▸ **Instructions for the task**
Give the listing below again in full, exactly as written.

▸ **Source records**

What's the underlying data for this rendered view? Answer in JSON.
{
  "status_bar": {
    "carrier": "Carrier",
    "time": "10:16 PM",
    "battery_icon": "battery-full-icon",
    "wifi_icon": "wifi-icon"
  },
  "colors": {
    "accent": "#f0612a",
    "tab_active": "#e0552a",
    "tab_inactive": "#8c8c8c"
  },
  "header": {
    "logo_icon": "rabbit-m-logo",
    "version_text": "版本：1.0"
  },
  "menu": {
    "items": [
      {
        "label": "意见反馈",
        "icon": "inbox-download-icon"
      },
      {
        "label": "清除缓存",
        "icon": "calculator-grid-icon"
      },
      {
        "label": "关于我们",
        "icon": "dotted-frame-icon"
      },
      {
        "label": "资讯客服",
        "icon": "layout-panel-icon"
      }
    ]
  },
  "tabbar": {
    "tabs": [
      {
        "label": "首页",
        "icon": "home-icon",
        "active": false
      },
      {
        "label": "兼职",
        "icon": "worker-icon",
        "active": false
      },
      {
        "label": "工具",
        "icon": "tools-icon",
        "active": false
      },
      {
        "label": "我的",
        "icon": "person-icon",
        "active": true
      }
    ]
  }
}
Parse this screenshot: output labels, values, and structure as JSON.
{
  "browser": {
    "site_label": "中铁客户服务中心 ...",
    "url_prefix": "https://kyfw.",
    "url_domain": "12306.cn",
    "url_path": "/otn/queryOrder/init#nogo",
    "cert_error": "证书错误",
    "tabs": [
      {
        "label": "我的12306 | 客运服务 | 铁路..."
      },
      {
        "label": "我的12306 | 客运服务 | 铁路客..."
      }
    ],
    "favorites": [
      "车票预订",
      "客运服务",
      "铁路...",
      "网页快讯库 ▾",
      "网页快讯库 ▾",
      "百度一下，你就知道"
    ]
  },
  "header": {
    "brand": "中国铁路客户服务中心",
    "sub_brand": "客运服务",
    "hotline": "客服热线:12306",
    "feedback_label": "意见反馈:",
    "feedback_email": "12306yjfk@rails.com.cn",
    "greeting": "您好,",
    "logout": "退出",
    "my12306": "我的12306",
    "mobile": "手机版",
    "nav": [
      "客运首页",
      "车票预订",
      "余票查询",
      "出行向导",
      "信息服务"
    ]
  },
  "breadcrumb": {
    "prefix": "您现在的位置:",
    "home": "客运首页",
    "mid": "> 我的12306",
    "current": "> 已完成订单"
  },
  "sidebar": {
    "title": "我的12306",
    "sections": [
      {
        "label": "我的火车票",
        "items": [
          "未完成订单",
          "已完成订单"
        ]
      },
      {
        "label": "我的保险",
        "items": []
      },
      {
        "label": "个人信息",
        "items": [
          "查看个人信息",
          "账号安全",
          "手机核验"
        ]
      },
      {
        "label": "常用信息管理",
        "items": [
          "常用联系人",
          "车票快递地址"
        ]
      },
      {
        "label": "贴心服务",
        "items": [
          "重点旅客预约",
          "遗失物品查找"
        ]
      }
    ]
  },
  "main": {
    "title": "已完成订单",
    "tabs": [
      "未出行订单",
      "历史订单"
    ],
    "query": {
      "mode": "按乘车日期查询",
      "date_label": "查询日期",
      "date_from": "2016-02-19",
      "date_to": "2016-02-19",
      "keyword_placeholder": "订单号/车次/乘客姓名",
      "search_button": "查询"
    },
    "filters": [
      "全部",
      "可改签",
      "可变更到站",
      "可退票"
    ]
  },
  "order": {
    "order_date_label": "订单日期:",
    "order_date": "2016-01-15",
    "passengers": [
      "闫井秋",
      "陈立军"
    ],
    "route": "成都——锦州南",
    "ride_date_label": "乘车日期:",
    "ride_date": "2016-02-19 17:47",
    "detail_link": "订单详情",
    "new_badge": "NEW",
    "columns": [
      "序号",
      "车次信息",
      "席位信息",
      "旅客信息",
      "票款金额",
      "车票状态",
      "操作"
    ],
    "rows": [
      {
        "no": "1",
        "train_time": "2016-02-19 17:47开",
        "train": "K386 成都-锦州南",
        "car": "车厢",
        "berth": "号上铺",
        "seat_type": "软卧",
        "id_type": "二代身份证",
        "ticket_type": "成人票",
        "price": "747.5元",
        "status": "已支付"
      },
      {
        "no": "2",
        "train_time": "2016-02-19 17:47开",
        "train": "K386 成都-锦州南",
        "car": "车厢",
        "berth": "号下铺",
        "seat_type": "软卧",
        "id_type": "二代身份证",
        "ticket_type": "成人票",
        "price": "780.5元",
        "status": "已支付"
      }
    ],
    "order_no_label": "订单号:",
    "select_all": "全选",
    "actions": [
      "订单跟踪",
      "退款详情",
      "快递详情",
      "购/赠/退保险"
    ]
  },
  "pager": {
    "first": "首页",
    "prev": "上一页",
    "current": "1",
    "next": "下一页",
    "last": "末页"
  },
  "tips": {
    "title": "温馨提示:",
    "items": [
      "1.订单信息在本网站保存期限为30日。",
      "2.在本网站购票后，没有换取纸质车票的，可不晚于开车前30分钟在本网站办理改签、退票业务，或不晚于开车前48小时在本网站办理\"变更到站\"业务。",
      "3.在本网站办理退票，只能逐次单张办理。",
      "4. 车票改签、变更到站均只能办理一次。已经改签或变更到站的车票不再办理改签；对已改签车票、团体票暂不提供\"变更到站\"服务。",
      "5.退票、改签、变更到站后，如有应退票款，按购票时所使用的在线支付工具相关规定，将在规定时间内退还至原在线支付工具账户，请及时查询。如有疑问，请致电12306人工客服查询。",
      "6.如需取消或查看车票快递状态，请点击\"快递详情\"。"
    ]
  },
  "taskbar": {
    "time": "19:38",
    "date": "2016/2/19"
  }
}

▸ **Answer for this exercise**
What's the underlying data for this rendered view? Answer in JSON.
{
  "status_bar": {
    "carrier": "Carrier",
    "time": "10:16 PM",
    "battery_icon": "battery-full-icon",
    "wifi_icon": "wifi-icon"
  },
  "colors": {
    "accent": "#f0612a",
    "tab_active": "#e0552a",
    "tab_inactive": "#8c8c8c"
  },
  "header": {
    "logo_icon": "rabbit-m-logo",
    "version_text": "版本：1.0"
  },
  "menu": {
    "items": [
      {
        "label": "意见反馈",
        "icon": "inbox-download-icon"
      },
      {
        "label": "清除缓存",
        "icon": "calculator-grid-icon"
      },
      {
        "label": "关于我们",
        "icon": "dotted-frame-icon"
      },
      {
        "label": "资讯客服",
        "icon": "layout-panel-icon"
      }
    ]
  },
  "tabbar": {
    "tabs": [
      {
        "label": "首页",
        "icon": "home-icon",
        "active": false
      },
      {
        "label": "兼职",
        "icon": "worker-icon",
        "active": false
      },
      {
        "label": "工具",
        "icon": "tools-icon",
        "active": false
      },
      {
        "label": "我的",
        "icon": "person-icon",
        "active": true
      }
    ]
  }
}
Parse this screenshot: output labels, values, and structure as JSON.
{
  "browser": {
    "site_label": "中铁客户服务中心 ...",
    "url_prefix": "https://kyfw.",
    "url_domain": "12306.cn",
    "url_path": "/otn/queryOrder/init#nogo",
    "cert_error": "证书错误",
    "tabs": [
      {
        "label": "我的12306 | 客运服务 | 铁路..."
      },
      {
        "label": "我的12306 | 客运服务 | 铁路客..."
      }
    ],
    "favorites": [
      "车票预订",
      "客运服务",
      "铁路...",
      "网页快讯库 ▾",
      "网页快讯库 ▾",
      "百度一下，你就知道"
    ]
  },
  "header": {
    "brand": "中国铁路客户服务中心",
    "sub_brand": "客运服务",
    "hotline": "客服热线:12306",
    "feedback_label": "意见反馈:",
    "feedback_email": "12306yjfk@rails.com.cn",
    "greeting": "您好,",
    "logout": "退出",
    "my12306": "我的12306",
    "mobile": "手机版",
    "nav": [
      "客运首页",
      "车票预订",
      "余票查询",
      "出行向导",
      "信息服务"
    ]
  },
  "breadcrumb": {
    "prefix": "您现在的位置:",
    "home": "客运首页",
    "mid": "> 我的12306",
    "current": "> 已完成订单"
  },
  "sidebar": {
    "title": "我的12306",
    "sections": [
      {
        "label": "我的火车票",
        "items": [
          "未完成订单",
          "已完成订单"
        ]
      },
      {
        "label": "我的保险",
        "items": []
      },
      {
        "label": "个人信息",
        "items": [
          "查看个人信息",
          "账号安全",
          "手机核验"
        ]
      },
      {
        "label": "常用信息管理",
        "items": [
          "常用联系人",
          "车票快递地址"
        ]
      },
      {
        "label": "贴心服务",
        "items": [
          "重点旅客预约",
          "遗失物品查找"
        ]
      }
    ]
  },
  "main": {
    "title": "已完成订单",
    "tabs": [
      "未出行订单",
      "历史订单"
    ],
    "query": {
      "mode": "按乘车日期查询",
      "date_label": "查询日期",
      "date_from": "2016-02-19",
      "date_to": "2016-02-19",
      "keyword_placeholder": "订单号/车次/乘客姓名",
      "search_button": "查询"
    },
    "filters": [
      "全部",
      "可改签",
      "可变更到站",
      "可退票"
    ]
  },
  "order": {
    "order_date_label": "订单日期:",
    "order_date": "2016-01-15",
    "passengers": [
      "闫井秋",
      "陈立军"
    ],
    "route": "成都——锦州南",
    "ride_date_label": "乘车日期:",
    "ride_date": "2016-02-19 17:47",
    "detail_link": "订单详情",
    "new_badge": "NEW",
    "columns": [
      "序号",
      "车次信息",
      "席位信息",
      "旅客信息",
      "票款金额",
      "车票状态",
      "操作"
    ],
    "rows": [
      {
        "no": "1",
        "train_time": "2016-02-19 17:47开",
        "train": "K386 成都-锦州南",
        "car": "车厢",
        "berth": "号上铺",
        "seat_type": "软卧",
        "id_type": "二代身份证",
        "ticket_type": "成人票",
        "price": "747.5元",
        "status": "已支付"
      },
      {
        "no": "2",
        "train_time": "2016-02-19 17:47开",
        "train": "K386 成都-锦州南",
        "car": "车厢",
        "berth": "号下铺",
        "seat_type": "软卧",
        "id_type": "二代身份证",
        "ticket_type": "成人票",
        "price": "780.5元",
        "status": "已支付"
      }
    ],
    "order_no_label": "订单号:",
    "select_all": "全选",
    "actions": [
      "订单跟踪",
      "退款详情",
      "快递详情",
      "购/赠/退保险"
    ]
  },
  "pager": {
    "first": "首页",
    "prev": "上一页",
    "current": "1",
    "next": "下一页",
    "last": "末页"
  },
  "tips": {
    "title": "温馨提示:",
    "items": [
      "1.订单信息在本网站保存期限为30日。",
      "2.在本网站购票后，没有换取纸质车票的，可不晚于开车前30分钟在本网站办理改签、退票业务，或不晚于开车前48小时在本网站办理\"变更到站\"业务。",
      "3.在本网站办理退票，只能逐次单张办理。",
      "4. 车票改签、变更到站均只能办理一次。已经改签或变更到站的车票不再办理改签；对已改签车票、团体票暂不提供\"变更到站\"服务。",
      "5.退票、改签、变更到站后，如有应退票款，按购票时所使用的在线支付工具相关规定，将在规定时间内退还至原在线支付工具账户，请及时查询。如有疑问，请致电12306人工客服查询。",
      "6.如需取消或查看车票快递状态，请点击\"快递详情\"。"
    ]
  },
  "taskbar": {
    "time": "19:38",
    "date": "2016/2/19"
  }
}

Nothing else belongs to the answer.